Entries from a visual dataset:
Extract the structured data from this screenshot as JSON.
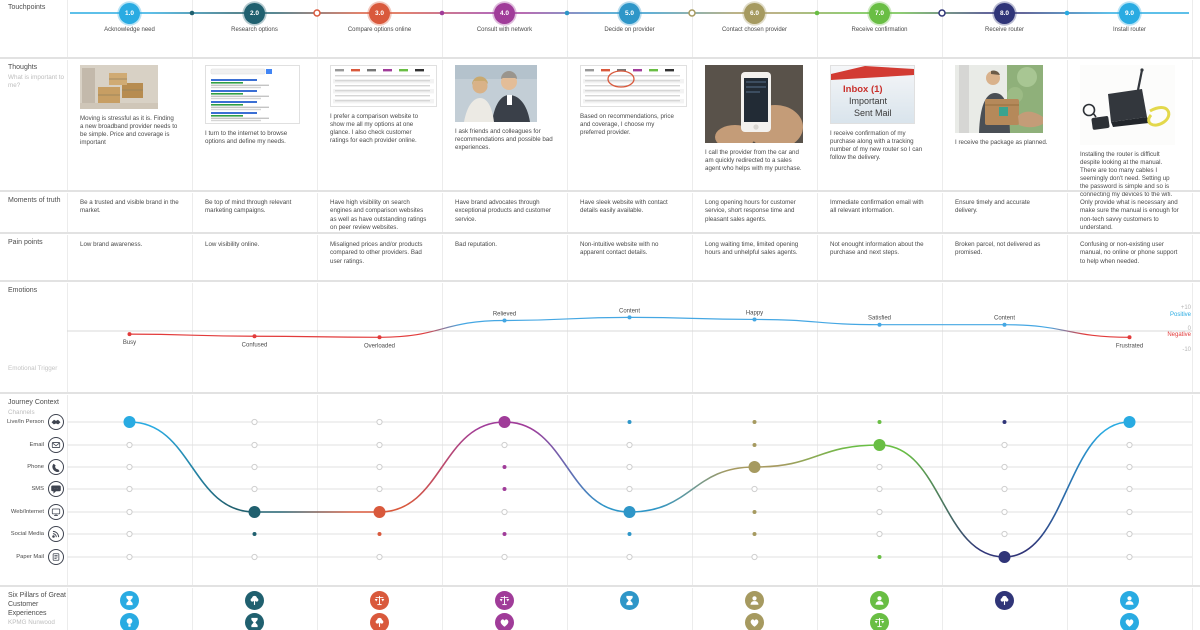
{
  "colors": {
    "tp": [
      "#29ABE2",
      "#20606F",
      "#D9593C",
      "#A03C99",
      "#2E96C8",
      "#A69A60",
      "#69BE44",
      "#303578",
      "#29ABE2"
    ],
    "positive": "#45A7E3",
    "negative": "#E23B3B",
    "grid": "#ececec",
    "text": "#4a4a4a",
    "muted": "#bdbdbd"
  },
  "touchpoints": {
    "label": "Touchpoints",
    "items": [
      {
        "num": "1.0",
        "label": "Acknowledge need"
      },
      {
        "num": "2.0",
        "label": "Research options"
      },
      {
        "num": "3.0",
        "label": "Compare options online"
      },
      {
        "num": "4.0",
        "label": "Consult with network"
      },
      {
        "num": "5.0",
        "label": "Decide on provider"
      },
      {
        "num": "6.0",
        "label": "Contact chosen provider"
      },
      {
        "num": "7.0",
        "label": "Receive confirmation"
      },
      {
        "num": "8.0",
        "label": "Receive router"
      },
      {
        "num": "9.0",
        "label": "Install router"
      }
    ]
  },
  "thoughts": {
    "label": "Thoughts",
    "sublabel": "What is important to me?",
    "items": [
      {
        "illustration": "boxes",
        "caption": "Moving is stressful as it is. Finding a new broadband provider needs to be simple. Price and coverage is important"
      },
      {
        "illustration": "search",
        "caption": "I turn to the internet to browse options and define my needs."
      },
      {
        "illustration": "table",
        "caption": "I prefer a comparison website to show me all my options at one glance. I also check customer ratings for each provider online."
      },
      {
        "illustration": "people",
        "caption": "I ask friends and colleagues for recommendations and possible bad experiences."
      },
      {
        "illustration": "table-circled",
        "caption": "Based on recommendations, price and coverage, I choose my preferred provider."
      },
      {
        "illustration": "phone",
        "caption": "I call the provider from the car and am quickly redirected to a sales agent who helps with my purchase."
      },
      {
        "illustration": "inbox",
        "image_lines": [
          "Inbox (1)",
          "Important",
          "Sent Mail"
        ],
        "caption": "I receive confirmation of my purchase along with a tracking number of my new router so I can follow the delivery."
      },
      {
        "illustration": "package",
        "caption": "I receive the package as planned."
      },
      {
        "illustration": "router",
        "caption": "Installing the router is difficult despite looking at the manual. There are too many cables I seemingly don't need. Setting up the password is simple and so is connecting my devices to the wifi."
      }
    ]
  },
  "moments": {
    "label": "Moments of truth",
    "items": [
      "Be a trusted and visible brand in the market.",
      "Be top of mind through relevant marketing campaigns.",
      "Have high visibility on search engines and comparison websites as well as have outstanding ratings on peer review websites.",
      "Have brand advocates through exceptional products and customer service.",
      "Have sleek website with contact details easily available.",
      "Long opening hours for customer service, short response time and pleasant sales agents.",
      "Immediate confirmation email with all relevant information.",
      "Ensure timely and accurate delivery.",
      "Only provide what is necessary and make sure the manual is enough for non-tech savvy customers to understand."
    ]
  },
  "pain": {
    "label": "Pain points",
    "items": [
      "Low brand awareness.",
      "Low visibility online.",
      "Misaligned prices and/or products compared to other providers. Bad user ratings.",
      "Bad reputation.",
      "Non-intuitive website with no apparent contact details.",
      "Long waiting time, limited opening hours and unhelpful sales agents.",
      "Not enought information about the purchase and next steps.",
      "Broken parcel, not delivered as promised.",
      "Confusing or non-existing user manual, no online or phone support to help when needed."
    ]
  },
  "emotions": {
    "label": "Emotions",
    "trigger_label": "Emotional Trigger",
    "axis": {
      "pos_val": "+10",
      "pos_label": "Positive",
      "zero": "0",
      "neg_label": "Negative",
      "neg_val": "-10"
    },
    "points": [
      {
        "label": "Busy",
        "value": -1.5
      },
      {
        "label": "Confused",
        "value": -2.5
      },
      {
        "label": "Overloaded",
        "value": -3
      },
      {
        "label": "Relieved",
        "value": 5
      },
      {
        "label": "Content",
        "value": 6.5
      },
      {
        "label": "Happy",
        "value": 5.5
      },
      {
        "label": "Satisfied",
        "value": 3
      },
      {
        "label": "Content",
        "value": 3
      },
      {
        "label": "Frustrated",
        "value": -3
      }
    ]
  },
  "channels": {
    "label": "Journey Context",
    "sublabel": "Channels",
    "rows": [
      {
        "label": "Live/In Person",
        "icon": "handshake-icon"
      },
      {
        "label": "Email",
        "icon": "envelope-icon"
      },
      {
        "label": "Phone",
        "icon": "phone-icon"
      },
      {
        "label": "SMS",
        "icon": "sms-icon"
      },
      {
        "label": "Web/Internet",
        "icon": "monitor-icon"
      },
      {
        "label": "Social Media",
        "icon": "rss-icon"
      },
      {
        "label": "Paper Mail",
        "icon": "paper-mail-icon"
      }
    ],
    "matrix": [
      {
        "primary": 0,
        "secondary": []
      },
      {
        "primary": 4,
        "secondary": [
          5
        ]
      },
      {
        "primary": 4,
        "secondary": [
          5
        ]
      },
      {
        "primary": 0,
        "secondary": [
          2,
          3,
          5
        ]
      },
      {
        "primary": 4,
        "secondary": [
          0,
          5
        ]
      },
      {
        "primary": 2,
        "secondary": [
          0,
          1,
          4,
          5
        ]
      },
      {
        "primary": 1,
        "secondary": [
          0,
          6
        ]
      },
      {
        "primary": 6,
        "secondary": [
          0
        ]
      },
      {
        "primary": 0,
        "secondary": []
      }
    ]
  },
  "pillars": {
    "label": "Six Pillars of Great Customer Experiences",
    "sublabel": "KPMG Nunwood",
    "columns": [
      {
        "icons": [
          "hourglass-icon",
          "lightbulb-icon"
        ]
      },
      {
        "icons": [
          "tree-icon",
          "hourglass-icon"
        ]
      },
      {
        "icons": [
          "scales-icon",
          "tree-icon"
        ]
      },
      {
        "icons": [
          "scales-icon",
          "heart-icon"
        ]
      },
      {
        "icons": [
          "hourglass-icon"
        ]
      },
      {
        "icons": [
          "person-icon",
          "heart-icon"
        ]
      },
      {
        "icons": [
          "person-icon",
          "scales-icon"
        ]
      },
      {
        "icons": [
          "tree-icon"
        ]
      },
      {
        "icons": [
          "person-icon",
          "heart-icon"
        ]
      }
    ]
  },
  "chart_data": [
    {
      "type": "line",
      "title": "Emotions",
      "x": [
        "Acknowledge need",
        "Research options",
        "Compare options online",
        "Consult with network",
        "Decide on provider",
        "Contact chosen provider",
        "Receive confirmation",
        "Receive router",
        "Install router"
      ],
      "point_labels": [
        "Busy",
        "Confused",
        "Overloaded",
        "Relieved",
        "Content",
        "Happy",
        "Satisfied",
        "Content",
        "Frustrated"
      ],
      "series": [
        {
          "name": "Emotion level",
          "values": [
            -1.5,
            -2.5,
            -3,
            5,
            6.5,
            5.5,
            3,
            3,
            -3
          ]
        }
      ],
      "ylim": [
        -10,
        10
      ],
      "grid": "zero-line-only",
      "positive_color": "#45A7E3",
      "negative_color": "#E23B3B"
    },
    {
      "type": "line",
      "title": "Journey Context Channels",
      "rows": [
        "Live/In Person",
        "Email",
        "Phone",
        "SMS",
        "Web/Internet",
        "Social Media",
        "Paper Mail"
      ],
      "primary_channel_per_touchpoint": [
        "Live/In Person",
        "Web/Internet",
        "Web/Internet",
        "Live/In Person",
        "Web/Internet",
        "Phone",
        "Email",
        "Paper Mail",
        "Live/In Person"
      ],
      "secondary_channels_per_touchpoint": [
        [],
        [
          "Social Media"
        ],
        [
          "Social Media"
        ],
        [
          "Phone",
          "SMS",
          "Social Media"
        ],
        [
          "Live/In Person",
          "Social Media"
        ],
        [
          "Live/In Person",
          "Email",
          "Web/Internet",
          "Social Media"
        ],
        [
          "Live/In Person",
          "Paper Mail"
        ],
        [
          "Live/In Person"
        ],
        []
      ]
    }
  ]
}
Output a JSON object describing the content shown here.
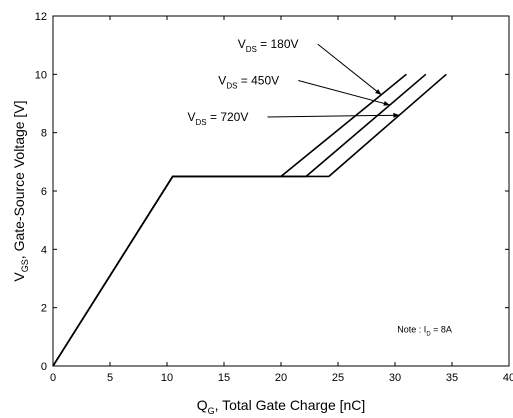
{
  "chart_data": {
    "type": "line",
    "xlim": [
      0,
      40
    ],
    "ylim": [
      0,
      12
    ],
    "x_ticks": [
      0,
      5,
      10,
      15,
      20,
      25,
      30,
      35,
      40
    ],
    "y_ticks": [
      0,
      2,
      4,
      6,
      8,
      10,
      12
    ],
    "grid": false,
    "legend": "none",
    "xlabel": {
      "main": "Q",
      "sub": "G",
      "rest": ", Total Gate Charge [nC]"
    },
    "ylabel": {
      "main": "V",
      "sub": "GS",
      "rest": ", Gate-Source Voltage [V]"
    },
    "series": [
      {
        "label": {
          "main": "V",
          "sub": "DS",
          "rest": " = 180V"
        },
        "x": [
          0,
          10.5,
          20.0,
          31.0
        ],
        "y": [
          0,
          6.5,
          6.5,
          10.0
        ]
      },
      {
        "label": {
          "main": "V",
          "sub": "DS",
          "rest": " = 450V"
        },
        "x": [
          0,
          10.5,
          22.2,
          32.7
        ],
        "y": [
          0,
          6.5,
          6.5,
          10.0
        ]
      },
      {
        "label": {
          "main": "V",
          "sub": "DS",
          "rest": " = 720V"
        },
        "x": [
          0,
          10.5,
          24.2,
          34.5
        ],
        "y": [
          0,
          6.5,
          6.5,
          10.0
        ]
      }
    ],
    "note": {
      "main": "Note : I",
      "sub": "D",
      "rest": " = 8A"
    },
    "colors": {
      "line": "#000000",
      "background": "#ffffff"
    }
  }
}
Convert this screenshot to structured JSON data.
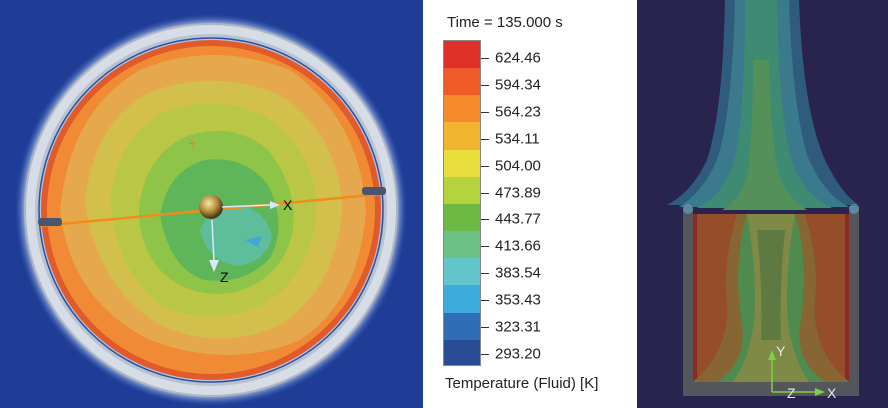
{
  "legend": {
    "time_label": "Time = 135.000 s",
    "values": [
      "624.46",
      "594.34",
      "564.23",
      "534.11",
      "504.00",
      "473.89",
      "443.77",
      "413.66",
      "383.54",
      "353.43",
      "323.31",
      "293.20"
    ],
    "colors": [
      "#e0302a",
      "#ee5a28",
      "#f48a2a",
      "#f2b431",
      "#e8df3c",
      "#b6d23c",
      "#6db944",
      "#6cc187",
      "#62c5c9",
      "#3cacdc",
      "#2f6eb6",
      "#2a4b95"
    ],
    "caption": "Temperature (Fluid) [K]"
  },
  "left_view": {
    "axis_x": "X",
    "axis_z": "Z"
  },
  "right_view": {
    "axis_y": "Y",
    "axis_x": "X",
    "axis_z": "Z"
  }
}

▶ _Stated problem_
Leave out all pictures and retype precisely the lines that run from the line containing "Convert this screenshot" to the last line of the records.

▶ _Answer for the task_
Convert this screenshot to structured JSON data.
{
  "legend": {
    "time_label": "Time = 135.000 s",
    "values": [
      "624.46",
      "594.34",
      "564.23",
      "534.11",
      "504.00",
      "473.89",
      "443.77",
      "413.66",
      "383.54",
      "353.43",
      "323.31",
      "293.20"
    ],
    "colors": [
      "#e0302a",
      "#ee5a28",
      "#f48a2a",
      "#f2b431",
      "#e8df3c",
      "#b6d23c",
      "#6db944",
      "#6cc187",
      "#62c5c9",
      "#3cacdc",
      "#2f6eb6",
      "#2a4b95"
    ],
    "caption": "Temperature (Fluid) [K]"
  },
  "left_view": {
    "axis_x": "X",
    "axis_z": "Z"
  },
  "right_view": {
    "axis_y": "Y",
    "axis_x": "X",
    "axis_z": "Z"
  }
}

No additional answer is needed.